── EXERCISE DATA

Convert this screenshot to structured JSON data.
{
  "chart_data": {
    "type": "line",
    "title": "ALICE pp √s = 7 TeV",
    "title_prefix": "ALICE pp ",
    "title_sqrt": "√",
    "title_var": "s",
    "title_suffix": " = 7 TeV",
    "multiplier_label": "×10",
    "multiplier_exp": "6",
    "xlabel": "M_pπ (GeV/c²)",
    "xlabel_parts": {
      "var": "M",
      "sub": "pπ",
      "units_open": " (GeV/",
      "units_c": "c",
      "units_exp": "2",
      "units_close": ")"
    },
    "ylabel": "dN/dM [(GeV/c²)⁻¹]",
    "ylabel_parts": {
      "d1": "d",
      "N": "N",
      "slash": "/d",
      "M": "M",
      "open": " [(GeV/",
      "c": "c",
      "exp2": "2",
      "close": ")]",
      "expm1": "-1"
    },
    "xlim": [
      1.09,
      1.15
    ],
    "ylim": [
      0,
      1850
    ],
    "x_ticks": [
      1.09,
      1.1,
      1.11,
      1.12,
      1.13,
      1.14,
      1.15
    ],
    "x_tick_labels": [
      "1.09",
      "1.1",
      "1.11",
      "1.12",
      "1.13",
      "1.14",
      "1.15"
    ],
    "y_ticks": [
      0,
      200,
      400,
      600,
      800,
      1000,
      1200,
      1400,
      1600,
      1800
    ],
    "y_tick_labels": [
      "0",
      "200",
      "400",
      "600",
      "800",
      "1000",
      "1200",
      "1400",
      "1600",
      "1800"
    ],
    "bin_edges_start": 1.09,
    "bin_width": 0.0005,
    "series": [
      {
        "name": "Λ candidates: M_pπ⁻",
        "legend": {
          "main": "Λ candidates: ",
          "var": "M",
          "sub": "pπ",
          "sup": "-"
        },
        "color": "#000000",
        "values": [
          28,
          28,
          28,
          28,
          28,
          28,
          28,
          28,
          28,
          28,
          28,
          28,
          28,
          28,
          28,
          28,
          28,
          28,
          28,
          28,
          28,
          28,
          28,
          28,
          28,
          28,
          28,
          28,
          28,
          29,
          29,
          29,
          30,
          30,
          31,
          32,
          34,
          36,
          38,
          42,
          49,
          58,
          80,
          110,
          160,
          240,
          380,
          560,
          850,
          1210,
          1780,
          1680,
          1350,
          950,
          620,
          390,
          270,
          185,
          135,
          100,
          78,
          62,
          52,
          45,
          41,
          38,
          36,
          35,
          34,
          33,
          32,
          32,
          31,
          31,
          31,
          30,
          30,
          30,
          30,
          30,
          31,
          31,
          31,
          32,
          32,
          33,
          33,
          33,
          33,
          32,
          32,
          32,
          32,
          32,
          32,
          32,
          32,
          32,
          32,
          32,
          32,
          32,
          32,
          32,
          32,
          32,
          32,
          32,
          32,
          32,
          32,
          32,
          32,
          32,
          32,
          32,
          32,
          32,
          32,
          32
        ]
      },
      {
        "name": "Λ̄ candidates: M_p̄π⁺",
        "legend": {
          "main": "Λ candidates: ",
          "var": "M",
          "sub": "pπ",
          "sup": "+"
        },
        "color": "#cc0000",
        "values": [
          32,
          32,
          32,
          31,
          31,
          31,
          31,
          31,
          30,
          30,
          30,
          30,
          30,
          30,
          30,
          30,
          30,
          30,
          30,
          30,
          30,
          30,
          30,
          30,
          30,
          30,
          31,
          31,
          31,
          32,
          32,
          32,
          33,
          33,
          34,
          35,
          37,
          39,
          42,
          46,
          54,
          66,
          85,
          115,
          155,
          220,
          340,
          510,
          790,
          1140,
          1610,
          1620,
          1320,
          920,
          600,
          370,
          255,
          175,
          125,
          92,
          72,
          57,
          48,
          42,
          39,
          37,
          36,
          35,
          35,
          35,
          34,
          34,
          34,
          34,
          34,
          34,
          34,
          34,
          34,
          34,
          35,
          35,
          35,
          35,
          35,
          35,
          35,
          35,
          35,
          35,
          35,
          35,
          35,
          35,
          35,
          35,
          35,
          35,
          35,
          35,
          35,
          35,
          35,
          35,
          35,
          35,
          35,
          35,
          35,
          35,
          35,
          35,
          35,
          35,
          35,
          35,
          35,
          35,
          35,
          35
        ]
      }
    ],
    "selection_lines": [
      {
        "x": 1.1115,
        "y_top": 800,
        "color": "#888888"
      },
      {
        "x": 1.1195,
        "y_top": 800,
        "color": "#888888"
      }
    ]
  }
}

────

WHAT TO WORK ON: Read the entries above, then pull out the lines that include "color".

THE OUTPUT:
        "color": "#000000",
        "color": "#cc0000",
        "color": "#888888"
        "color": "#888888"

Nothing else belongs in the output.